═══ DATA EXTRACT

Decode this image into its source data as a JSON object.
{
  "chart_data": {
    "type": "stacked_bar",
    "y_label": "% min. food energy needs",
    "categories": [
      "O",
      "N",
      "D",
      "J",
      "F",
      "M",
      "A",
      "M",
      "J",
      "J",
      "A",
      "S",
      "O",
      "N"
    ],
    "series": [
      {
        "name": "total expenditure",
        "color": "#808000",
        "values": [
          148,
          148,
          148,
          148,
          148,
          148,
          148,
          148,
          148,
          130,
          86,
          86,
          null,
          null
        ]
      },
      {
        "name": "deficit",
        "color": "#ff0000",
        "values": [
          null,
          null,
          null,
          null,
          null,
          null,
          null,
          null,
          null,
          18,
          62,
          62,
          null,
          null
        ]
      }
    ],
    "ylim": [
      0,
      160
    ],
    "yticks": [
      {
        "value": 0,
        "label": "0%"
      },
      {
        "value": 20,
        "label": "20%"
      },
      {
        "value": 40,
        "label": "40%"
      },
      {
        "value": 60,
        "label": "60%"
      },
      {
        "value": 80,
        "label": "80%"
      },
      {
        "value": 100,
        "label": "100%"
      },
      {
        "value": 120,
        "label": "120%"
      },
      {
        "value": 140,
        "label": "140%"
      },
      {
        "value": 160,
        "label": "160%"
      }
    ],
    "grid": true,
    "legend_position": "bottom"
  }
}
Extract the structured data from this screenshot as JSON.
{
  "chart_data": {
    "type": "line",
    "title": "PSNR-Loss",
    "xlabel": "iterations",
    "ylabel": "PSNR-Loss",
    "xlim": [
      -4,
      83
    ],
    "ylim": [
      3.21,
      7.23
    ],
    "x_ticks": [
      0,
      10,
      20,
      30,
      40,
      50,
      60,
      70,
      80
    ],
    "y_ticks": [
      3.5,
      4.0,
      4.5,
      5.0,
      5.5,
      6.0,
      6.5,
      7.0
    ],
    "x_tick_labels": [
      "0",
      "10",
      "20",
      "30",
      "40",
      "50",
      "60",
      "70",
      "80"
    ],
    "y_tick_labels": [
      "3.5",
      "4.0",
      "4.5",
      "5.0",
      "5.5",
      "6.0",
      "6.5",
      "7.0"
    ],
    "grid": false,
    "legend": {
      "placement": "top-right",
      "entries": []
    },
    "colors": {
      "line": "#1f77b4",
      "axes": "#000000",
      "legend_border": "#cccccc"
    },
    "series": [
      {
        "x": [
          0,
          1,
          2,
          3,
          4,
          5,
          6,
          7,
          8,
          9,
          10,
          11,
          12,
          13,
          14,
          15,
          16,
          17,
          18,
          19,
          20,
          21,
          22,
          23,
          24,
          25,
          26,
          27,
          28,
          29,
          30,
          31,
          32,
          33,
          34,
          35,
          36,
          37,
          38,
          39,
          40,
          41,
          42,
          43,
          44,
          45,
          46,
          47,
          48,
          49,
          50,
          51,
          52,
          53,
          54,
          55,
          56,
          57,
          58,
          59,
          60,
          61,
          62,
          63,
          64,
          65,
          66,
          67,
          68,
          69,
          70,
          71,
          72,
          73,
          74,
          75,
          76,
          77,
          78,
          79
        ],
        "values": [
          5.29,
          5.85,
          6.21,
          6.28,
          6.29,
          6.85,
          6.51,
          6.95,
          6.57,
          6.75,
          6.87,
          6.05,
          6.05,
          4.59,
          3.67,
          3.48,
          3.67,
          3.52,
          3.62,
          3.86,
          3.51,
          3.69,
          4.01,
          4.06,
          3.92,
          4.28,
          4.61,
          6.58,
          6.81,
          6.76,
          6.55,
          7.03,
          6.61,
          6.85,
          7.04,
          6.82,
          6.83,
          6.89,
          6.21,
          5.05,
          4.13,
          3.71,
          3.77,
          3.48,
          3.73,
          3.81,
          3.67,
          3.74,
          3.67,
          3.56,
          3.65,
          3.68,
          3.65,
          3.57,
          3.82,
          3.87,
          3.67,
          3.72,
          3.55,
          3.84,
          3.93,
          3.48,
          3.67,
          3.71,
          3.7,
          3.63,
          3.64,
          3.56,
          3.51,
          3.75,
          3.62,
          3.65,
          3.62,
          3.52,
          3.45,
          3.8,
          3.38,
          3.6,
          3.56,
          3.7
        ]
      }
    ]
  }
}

══════

TASK STATEMENT
Pull out each record as written and restate it exactly.

COMPLETED TASK
Decode this image into its source data as a JSON object.
{
  "chart_data": {
    "type": "stacked_bar",
    "y_label": "% min. food energy needs",
    "categories": [
      "O",
      "N",
      "D",
      "J",
      "F",
      "M",
      "A",
      "M",
      "J",
      "J",
      "A",
      "S",
      "O",
      "N"
    ],
    "series": [
      {
        "name": "total expenditure",
        "color": "#808000",
        "values": [
          148,
          148,
          148,
          148,
          148,
          148,
          148,
          148,
          148,
          130,
          86,
          86,
          null,
          null
        ]
      },
      {
        "name": "deficit",
        "color": "#ff0000",
        "values": [
          null,
          null,
          null,
          null,
          null,
          null,
          null,
          null,
          null,
          18,
          62,
          62,
          null,
          null
        ]
      }
    ],
    "ylim": [
      0,
      160
    ],
    "yticks": [
      {
        "value": 0,
        "label": "0%"
      },
      {
        "value": 20,
        "label": "20%"
      },
      {
        "value": 40,
        "label": "40%"
      },
      {
        "value": 60,
        "label": "60%"
      },
      {
        "value": 80,
        "label": "80%"
      },
      {
        "value": 100,
        "label": "100%"
      },
      {
        "value": 120,
        "label": "120%"
      },
      {
        "value": 140,
        "label": "140%"
      },
      {
        "value": 160,
        "label": "160%"
      }
    ],
    "grid": true,
    "legend_position": "bottom"
  }
}
Extract the structured data from this screenshot as JSON.
{
  "chart_data": {
    "type": "line",
    "title": "PSNR-Loss",
    "xlabel": "iterations",
    "ylabel": "PSNR-Loss",
    "xlim": [
      -4,
      83
    ],
    "ylim": [
      3.21,
      7.23
    ],
    "x_ticks": [
      0,
      10,
      20,
      30,
      40,
      50,
      60,
      70,
      80
    ],
    "y_ticks": [
      3.5,
      4.0,
      4.5,
      5.0,
      5.5,
      6.0,
      6.5,
      7.0
    ],
    "x_tick_labels": [
      "0",
      "10",
      "20",
      "30",
      "40",
      "50",
      "60",
      "70",
      "80"
    ],
    "y_tick_labels": [
      "3.5",
      "4.0",
      "4.5",
      "5.0",
      "5.5",
      "6.0",
      "6.5",
      "7.0"
    ],
    "grid": false,
    "legend": {
      "placement": "top-right",
      "entries": []
    },
    "colors": {
      "line": "#1f77b4",
      "axes": "#000000",
      "legend_border": "#cccccc"
    },
    "series": [
      {
        "x": [
          0,
          1,
          2,
          3,
          4,
          5,
          6,
          7,
          8,
          9,
          10,
          11,
          12,
          13,
          14,
          15,
          16,
          17,
          18,
          19,
          20,
          21,
          22,
          23,
          24,
          25,
          26,
          27,
          28,
          29,
          30,
          31,
          32,
          33,
          34,
          35,
          36,
          37,
          38,
          39,
          40,
          41,
          42,
          43,
          44,
          45,
          46,
          47,
          48,
          49,
          50,
          51,
          52,
          53,
          54,
          55,
          56,
          57,
          58,
          59,
          60,
          61,
          62,
          63,
          64,
          65,
          66,
          67,
          68,
          69,
          70,
          71,
          72,
          73,
          74,
          75,
          76,
          77,
          78,
          79
        ],
        "values": [
          5.29,
          5.85,
          6.21,
          6.28,
          6.29,
          6.85,
          6.51,
          6.95,
          6.57,
          6.75,
          6.87,
          6.05,
          6.05,
          4.59,
          3.67,
          3.48,
          3.67,
          3.52,
          3.62,
          3.86,
          3.51,
          3.69,
          4.01,
          4.06,
          3.92,
          4.28,
          4.61,
          6.58,
          6.81,
          6.76,
          6.55,
          7.03,
          6.61,
          6.85,
          7.04,
          6.82,
          6.83,
          6.89,
          6.21,
          5.05,
          4.13,
          3.71,
          3.77,
          3.48,
          3.73,
          3.81,
          3.67,
          3.74,
          3.67,
          3.56,
          3.65,
          3.68,
          3.65,
          3.57,
          3.82,
          3.87,
          3.67,
          3.72,
          3.55,
          3.84,
          3.93,
          3.48,
          3.67,
          3.71,
          3.7,
          3.63,
          3.64,
          3.56,
          3.51,
          3.75,
          3.62,
          3.65,
          3.62,
          3.52,
          3.45,
          3.8,
          3.38,
          3.6,
          3.56,
          3.7
        ]
      }
    ]
  }
}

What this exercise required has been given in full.